__Written task__
Read the listing below and copy out every line that holds "VIATEUR".

__Material for this task__
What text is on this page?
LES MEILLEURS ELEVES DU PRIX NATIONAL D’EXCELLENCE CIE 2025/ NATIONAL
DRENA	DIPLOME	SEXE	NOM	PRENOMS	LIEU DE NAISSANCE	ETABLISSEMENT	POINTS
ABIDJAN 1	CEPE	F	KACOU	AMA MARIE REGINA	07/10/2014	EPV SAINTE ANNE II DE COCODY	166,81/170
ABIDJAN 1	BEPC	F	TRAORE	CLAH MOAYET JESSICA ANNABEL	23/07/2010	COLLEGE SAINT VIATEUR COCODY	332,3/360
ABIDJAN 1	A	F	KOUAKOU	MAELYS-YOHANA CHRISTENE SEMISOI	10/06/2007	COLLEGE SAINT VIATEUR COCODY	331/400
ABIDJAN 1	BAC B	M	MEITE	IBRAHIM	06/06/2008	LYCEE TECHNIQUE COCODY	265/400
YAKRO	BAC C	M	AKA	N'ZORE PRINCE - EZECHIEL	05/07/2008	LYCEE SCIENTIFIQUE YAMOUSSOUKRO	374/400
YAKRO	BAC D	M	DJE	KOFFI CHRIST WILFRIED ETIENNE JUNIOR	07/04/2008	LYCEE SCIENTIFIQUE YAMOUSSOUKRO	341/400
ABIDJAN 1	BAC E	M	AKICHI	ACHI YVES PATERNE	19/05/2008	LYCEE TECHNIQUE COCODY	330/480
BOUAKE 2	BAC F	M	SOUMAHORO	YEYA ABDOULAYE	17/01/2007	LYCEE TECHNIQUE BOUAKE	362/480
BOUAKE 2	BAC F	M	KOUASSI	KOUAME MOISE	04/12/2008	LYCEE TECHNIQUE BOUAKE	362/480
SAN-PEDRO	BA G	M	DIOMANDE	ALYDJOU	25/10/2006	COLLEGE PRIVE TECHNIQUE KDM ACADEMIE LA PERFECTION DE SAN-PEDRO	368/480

__Answer to this exercise__
ABIDJAN 1	BEPC	F	TRAORE	CLAH MOAYET JESSICA ANNABEL	23/07/2010	COLLEGE SAINT VIATEUR COCODY	332,3/360
ABIDJAN 1	A	F	KOUAKOU	MAELYS-YOHANA CHRISTENE SEMISOI	10/06/2007	COLLEGE SAINT VIATEUR COCODY	331/400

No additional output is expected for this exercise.